SHORT EXERCISE: Each entry below is to be duplicated verbatim.

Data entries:
■ ■ ■ ■ ■ ■ ■

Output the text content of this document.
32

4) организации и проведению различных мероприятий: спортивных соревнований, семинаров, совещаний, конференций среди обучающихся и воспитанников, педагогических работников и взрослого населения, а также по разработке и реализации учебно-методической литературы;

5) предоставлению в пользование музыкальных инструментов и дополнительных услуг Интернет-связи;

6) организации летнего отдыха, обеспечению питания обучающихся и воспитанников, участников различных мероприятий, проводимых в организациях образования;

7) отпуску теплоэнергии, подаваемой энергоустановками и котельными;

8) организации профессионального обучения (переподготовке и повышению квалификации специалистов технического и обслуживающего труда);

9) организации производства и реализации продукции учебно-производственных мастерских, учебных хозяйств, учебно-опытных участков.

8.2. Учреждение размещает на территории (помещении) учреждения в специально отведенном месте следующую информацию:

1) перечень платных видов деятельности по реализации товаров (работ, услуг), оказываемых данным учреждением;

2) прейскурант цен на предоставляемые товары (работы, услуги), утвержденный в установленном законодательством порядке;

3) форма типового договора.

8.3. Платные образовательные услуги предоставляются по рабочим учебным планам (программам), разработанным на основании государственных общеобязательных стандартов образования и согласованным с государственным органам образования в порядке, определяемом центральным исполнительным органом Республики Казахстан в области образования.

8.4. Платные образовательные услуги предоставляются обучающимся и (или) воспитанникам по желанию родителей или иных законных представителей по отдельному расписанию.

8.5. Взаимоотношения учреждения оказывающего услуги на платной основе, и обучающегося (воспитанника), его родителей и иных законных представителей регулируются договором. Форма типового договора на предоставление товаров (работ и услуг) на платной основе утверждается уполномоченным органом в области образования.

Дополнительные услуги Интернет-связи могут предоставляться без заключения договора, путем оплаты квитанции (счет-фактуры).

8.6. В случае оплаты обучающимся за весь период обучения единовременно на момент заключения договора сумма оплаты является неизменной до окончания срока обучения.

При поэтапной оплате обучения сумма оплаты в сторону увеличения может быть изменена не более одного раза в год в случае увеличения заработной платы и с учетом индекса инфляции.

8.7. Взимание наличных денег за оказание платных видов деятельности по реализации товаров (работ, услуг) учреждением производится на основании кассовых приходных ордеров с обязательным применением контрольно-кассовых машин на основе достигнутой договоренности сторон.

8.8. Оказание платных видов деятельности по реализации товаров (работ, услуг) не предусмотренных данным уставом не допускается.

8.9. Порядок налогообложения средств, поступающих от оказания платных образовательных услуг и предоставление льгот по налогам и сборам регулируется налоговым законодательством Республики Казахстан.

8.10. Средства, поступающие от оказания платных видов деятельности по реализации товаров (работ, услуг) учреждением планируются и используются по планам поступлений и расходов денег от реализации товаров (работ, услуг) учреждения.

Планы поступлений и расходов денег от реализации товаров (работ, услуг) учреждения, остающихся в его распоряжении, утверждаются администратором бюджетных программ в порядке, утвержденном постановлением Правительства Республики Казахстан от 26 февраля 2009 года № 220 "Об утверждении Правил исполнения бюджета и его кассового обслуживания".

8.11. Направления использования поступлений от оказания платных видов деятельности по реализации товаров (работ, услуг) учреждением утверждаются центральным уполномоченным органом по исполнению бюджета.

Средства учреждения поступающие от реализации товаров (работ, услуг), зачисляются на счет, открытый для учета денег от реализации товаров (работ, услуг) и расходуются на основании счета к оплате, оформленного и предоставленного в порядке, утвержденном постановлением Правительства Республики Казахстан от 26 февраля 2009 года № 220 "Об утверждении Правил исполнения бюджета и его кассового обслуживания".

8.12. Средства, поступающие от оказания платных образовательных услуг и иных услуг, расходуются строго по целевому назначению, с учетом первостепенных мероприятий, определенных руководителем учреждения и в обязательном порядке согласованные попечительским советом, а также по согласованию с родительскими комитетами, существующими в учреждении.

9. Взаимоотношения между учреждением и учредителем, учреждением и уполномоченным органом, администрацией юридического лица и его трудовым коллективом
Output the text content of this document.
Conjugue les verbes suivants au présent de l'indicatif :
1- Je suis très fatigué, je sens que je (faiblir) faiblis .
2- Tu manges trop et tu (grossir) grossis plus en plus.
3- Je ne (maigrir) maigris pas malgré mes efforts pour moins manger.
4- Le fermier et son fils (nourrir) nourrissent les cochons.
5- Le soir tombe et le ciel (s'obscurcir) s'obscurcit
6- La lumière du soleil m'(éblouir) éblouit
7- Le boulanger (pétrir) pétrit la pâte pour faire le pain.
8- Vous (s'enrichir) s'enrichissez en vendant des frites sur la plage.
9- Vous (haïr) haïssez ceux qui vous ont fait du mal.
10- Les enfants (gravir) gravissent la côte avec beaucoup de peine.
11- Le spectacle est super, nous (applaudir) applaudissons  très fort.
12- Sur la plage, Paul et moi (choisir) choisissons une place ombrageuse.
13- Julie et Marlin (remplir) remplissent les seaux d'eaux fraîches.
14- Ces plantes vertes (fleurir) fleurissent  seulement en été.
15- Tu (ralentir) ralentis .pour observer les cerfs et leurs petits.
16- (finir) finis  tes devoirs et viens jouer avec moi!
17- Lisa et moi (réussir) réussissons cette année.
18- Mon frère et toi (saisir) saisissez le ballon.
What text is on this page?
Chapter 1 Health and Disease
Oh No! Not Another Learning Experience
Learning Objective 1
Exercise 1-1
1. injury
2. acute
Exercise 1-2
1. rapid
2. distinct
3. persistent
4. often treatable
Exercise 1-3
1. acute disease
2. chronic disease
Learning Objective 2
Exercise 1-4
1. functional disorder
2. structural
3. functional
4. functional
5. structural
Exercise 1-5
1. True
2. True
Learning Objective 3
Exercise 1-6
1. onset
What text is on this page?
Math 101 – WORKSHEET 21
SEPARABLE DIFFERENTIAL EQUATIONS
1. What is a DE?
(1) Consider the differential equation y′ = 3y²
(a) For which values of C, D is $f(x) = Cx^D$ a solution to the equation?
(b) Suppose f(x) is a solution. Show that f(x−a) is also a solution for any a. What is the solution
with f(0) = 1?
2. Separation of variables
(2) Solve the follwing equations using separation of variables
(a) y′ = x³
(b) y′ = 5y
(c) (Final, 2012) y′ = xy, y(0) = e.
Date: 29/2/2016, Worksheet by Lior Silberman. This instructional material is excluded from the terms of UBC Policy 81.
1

■ ■ ■ ■ ■ ■ ■

WRITTEN REPLY:
Output the text content of this document.
32

4) организации и проведению различных мероприятий: спортивных соревнований, семинаров, совещаний, конференций среди обучающихся и воспитанников, педагогических работников и взрослого населения, а также по разработке и реализации учебно-методической литературы;

5) предоставлению в пользование музыкальных инструментов и дополнительных услуг Интернет-связи;

6) организации летнего отдыха, обеспечению питания обучающихся и воспитанников, участников различных мероприятий, проводимых в организациях образования;

7) отпуску теплоэнергии, подаваемой энергоустановками и котельными;

8) организации профессионального обучения (переподготовке и повышению квалификации специалистов технического и обслуживающего труда);

9) организации производства и реализации продукции учебно-производственных мастерских, учебных хозяйств, учебно-опытных участков.

8.2. Учреждение размещает на территории (помещении) учреждения в специально отведенном месте следующую информацию:

1) перечень платных видов деятельности по реализации товаров (работ, услуг), оказываемых данным учреждением;

2) прейскурант цен на предоставляемые товары (работы, услуги), утвержденный в установленном законодательством порядке;

3) форма типового договора.

8.3. Платные образовательные услуги предоставляются по рабочим учебным планам (программам), разработанным на основании государственных общеобязательных стандартов образования и согласованным с государственным органам образования в порядке, определяемом центральным исполнительным органом Республики Казахстан в области образования.

8.4. Платные образовательные услуги предоставляются обучающимся и (или) воспитанникам по желанию родителей или иных законных представителей по отдельному расписанию.

8.5. Взаимоотношения учреждения оказывающего услуги на платной основе, и обучающегося (воспитанника), его родителей и иных законных представителей регулируются договором. Форма типового договора на предоставление товаров (работ и услуг) на платной основе утверждается уполномоченным органом в области образования.

Дополнительные услуги Интернет-связи могут предоставляться без заключения договора, путем оплаты квитанции (счет-фактуры).

8.6. В случае оплаты обучающимся за весь период обучения единовременно на момент заключения договора сумма оплаты является неизменной до окончания срока обучения.

При поэтапной оплате обучения сумма оплаты в сторону увеличения может быть изменена не более одного раза в год в случае увеличения заработной платы и с учетом индекса инфляции.

8.7. Взимание наличных денег за оказание платных видов деятельности по реализации товаров (работ, услуг) учреждением производится на основании кассовых приходных ордеров с обязательным применением контрольно-кассовых машин на основе достигнутой договоренности сторон.

8.8. Оказание платных видов деятельности по реализации товаров (работ, услуг) не предусмотренных данным уставом не допускается.

8.9. Порядок налогообложения средств, поступающих от оказания платных образовательных услуг и предоставление льгот по налогам и сборам регулируется налоговым законодательством Республики Казахстан.

8.10. Средства, поступающие от оказания платных видов деятельности по реализации товаров (работ, услуг) учреждением планируются и используются по планам поступлений и расходов денег от реализации товаров (работ, услуг) учреждения.

Планы поступлений и расходов денег от реализации товаров (работ, услуг) учреждения, остающихся в его распоряжении, утверждаются администратором бюджетных программ в порядке, утвержденном постановлением Правительства Республики Казахстан от 26 февраля 2009 года № 220 "Об утверждении Правил исполнения бюджета и его кассового обслуживания".

8.11. Направления использования поступлений от оказания платных видов деятельности по реализации товаров (работ, услуг) учреждением утверждаются центральным уполномоченным органом по исполнению бюджета.

Средства учреждения поступающие от реализации товаров (работ, услуг), зачисляются на счет, открытый для учета денег от реализации товаров (работ, услуг) и расходуются на основании счета к оплате, оформленного и предоставленного в порядке, утвержденном постановлением Правительства Республики Казахстан от 26 февраля 2009 года № 220 "Об утверждении Правил исполнения бюджета и его кассового обслуживания".

8.12. Средства, поступающие от оказания платных образовательных услуг и иных услуг, расходуются строго по целевому назначению, с учетом первостепенных мероприятий, определенных руководителем учреждения и в обязательном порядке согласованные попечительским советом, а также по согласованию с родительскими комитетами, существующими в учреждении.

9. Взаимоотношения между учреждением и учредителем, учреждением и уполномоченным органом, администрацией юридического лица и его трудовым коллективом
Output the text content of this document.
Conjugue les verbes suivants au présent de l'indicatif :
1- Je suis très fatigué, je sens que je (faiblir) faiblis .
2- Tu manges trop et tu (grossir) grossis plus en plus.
3- Je ne (maigrir) maigris pas malgré mes efforts pour moins manger.
4- Le fermier et son fils (nourrir) nourrissent les cochons.
5- Le soir tombe et le ciel (s'obscurcir) s'obscurcit
6- La lumière du soleil m'(éblouir) éblouit
7- Le boulanger (pétrir) pétrit la pâte pour faire le pain.
8- Vous (s'enrichir) s'enrichissez en vendant des frites sur la plage.
9- Vous (haïr) haïssez ceux qui vous ont fait du mal.
10- Les enfants (gravir) gravissent la côte avec beaucoup de peine.
11- Le spectacle est super, nous (applaudir) applaudissons  très fort.
12- Sur la plage, Paul et moi (choisir) choisissons une place ombrageuse.
13- Julie et Marlin (remplir) remplissent les seaux d'eaux fraîches.
14- Ces plantes vertes (fleurir) fleurissent  seulement en été.
15- Tu (ralentir) ralentis .pour observer les cerfs et leurs petits.
16- (finir) finis  tes devoirs et viens jouer avec moi!
17- Lisa et moi (réussir) réussissons cette année.
18- Mon frère et toi (saisir) saisissez le ballon.
What text is on this page?
Chapter 1 Health and Disease
Oh No! Not Another Learning Experience
Learning Objective 1
Exercise 1-1
1. injury
2. acute
Exercise 1-2
1. rapid
2. distinct
3. persistent
4. often treatable
Exercise 1-3
1. acute disease
2. chronic disease
Learning Objective 2
Exercise 1-4
1. functional disorder
2. structural
3. functional
4. functional
5. structural
Exercise 1-5
1. True
2. True
Learning Objective 3
Exercise 1-6
1. onset
What text is on this page?
Math 101 – WORKSHEET 21
SEPARABLE DIFFERENTIAL EQUATIONS
1. What is a DE?
(1) Consider the differential equation y′ = 3y²
(a) For which values of C, D is $f(x) = Cx^D$ a solution to the equation?
(b) Suppose f(x) is a solution. Show that f(x−a) is also a solution for any a. What is the solution
with f(0) = 1?
2. Separation of variables
(2) Solve the follwing equations using separation of variables
(a) y′ = x³
(b) y′ = 5y
(c) (Final, 2012) y′ = xy, y(0) = e.
Date: 29/2/2016, Worksheet by Lior Silberman. This instructional material is excluded from the terms of UBC Policy 81.
1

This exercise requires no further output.